What you are asked to do =>
Copy all lines holding the word "minimum" from the entries.

[Figure content listings]
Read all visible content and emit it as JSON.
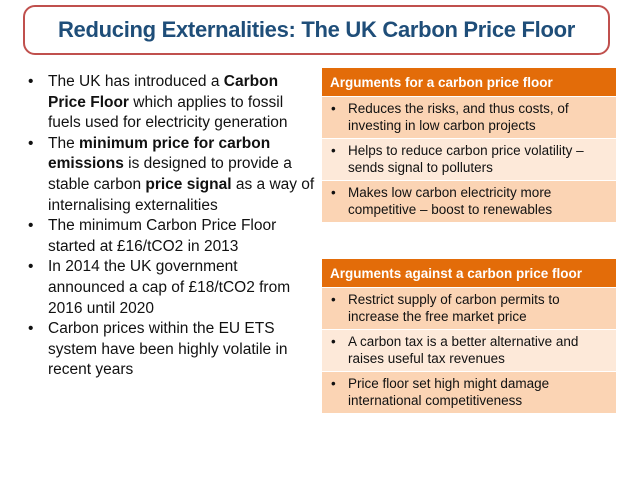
{
  "title": "Reducing Externalities: The UK Carbon Price Floor",
  "bullets": [
    [
      {
        "t": "The UK has introduced a "
      },
      {
        "t": "Carbon Price Floor",
        "b": true
      },
      {
        "t": " which applies to fossil fuels used for electricity generation"
      }
    ],
    [
      {
        "t": "The "
      },
      {
        "t": "minimum price for carbon emissions",
        "b": true
      },
      {
        "t": " is designed to provide a stable carbon "
      },
      {
        "t": "price signal",
        "b": true
      },
      {
        "t": " as a way of internalising externalities"
      }
    ],
    [
      {
        "t": "The minimum Carbon Price Floor started at £16/tCO2 in 2013"
      }
    ],
    [
      {
        "t": "In 2014 the UK government announced a cap of £18/tCO2 from 2016 until 2020"
      }
    ],
    [
      {
        "t": "Carbon prices within the EU ETS system have been highly volatile in recent years"
      }
    ]
  ],
  "for_table": {
    "header": "Arguments for a carbon price floor",
    "rows": [
      "Reduces the risks, and thus costs, of investing in low carbon projects",
      "Helps to reduce carbon price volatility – sends signal to polluters",
      "Makes low carbon electricity more competitive – boost to renewables"
    ]
  },
  "against_table": {
    "header": "Arguments against a carbon price floor",
    "rows": [
      "Restrict supply of carbon permits to increase the free market price",
      "A carbon tax is a better alternative and raises useful tax revenues",
      "Price floor set high might damage international competitiveness"
    ]
  },
  "colors": {
    "title_border": "#c0504d",
    "title_text": "#1f4e79",
    "table_header": "#e36c09",
    "row_dark": "#fbd4b4",
    "row_light": "#fde9d9"
  }
}
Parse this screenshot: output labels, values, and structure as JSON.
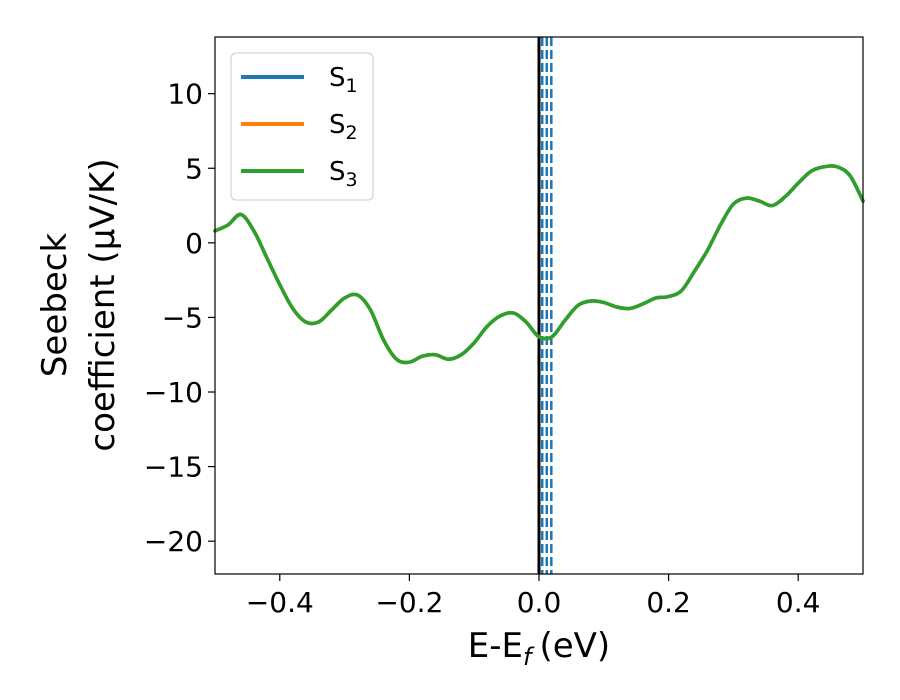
{
  "chart_data": {
    "type": "line",
    "xlabel": "E-E_f (eV)",
    "xlabel_parts": {
      "base": "E-E",
      "sub": "f",
      "unit": "(eV)"
    },
    "ylabel_line1": "Seebeck",
    "ylabel_line2": "coefficient  (μV/K)",
    "xlim": [
      -0.5,
      0.5
    ],
    "ylim": [
      -22.2,
      13.8
    ],
    "xticks": [
      -0.4,
      -0.2,
      0.0,
      0.2,
      0.4
    ],
    "xtick_labels": [
      "−0.4",
      "−0.2",
      "0.0",
      "0.2",
      "0.4"
    ],
    "yticks": [
      -20,
      -15,
      -10,
      -5,
      0,
      5,
      10
    ],
    "ytick_labels": [
      "−20",
      "−15",
      "−10",
      "−5",
      "0",
      "5",
      "10"
    ],
    "grid": false,
    "legend_position": "top-left",
    "x": [
      -0.5,
      -0.48,
      -0.46,
      -0.44,
      -0.42,
      -0.4,
      -0.38,
      -0.36,
      -0.34,
      -0.32,
      -0.3,
      -0.28,
      -0.26,
      -0.24,
      -0.22,
      -0.2,
      -0.18,
      -0.16,
      -0.14,
      -0.12,
      -0.1,
      -0.08,
      -0.06,
      -0.04,
      -0.02,
      0.0,
      0.02,
      0.04,
      0.06,
      0.08,
      0.1,
      0.12,
      0.14,
      0.16,
      0.18,
      0.2,
      0.22,
      0.24,
      0.26,
      0.28,
      0.3,
      0.32,
      0.34,
      0.36,
      0.38,
      0.4,
      0.42,
      0.44,
      0.46,
      0.48,
      0.5
    ],
    "series": [
      {
        "name": "S",
        "sub": "1",
        "color": "#1f77b4",
        "values": [
          0.8,
          1.2,
          1.9,
          0.8,
          -1.0,
          -2.8,
          -4.4,
          -5.3,
          -5.3,
          -4.5,
          -3.7,
          -3.5,
          -4.5,
          -6.5,
          -7.8,
          -8.0,
          -7.6,
          -7.5,
          -7.8,
          -7.5,
          -6.7,
          -5.6,
          -4.9,
          -4.7,
          -5.3,
          -6.3,
          -6.3,
          -5.2,
          -4.2,
          -3.9,
          -4.0,
          -4.3,
          -4.4,
          -4.1,
          -3.7,
          -3.6,
          -3.2,
          -1.9,
          -0.5,
          1.2,
          2.6,
          3.0,
          2.8,
          2.5,
          3.1,
          4.0,
          4.8,
          5.1,
          5.1,
          4.5,
          2.8
        ]
      },
      {
        "name": "S",
        "sub": "2",
        "color": "#ff7f0e",
        "values": [
          0.8,
          1.2,
          1.9,
          0.8,
          -1.0,
          -2.8,
          -4.4,
          -5.3,
          -5.3,
          -4.5,
          -3.7,
          -3.5,
          -4.5,
          -6.5,
          -7.8,
          -8.0,
          -7.6,
          -7.5,
          -7.8,
          -7.5,
          -6.7,
          -5.6,
          -4.9,
          -4.7,
          -5.3,
          -6.3,
          -6.3,
          -5.2,
          -4.2,
          -3.9,
          -4.0,
          -4.3,
          -4.4,
          -4.1,
          -3.7,
          -3.6,
          -3.2,
          -1.9,
          -0.5,
          1.2,
          2.6,
          3.0,
          2.8,
          2.5,
          3.1,
          4.0,
          4.8,
          5.1,
          5.1,
          4.5,
          2.8
        ]
      },
      {
        "name": "S",
        "sub": "3",
        "color": "#2ca02c",
        "values": [
          0.8,
          1.2,
          1.9,
          0.8,
          -1.0,
          -2.8,
          -4.4,
          -5.3,
          -5.3,
          -4.5,
          -3.7,
          -3.5,
          -4.5,
          -6.5,
          -7.8,
          -8.0,
          -7.6,
          -7.5,
          -7.8,
          -7.5,
          -6.7,
          -5.6,
          -4.9,
          -4.7,
          -5.3,
          -6.3,
          -6.3,
          -5.2,
          -4.2,
          -3.9,
          -4.0,
          -4.3,
          -4.4,
          -4.1,
          -3.7,
          -3.6,
          -3.2,
          -1.9,
          -0.5,
          1.2,
          2.6,
          3.0,
          2.8,
          2.5,
          3.1,
          4.0,
          4.8,
          5.1,
          5.1,
          4.5,
          2.8
        ]
      }
    ],
    "vlines": [
      {
        "x": 0.0,
        "style": "solid",
        "color": "#000000"
      },
      {
        "x": 0.005,
        "style": "dashed",
        "color": "#1f77b4"
      },
      {
        "x": 0.012,
        "style": "dashed",
        "color": "#1f77b4"
      },
      {
        "x": 0.019,
        "style": "dashed",
        "color": "#1f77b4"
      }
    ]
  }
}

Output below =>
        "t": "minimum price for carbon emissions",
        "t": "The minimum Carbon Price Floor started at £16/tCO2 in 2013"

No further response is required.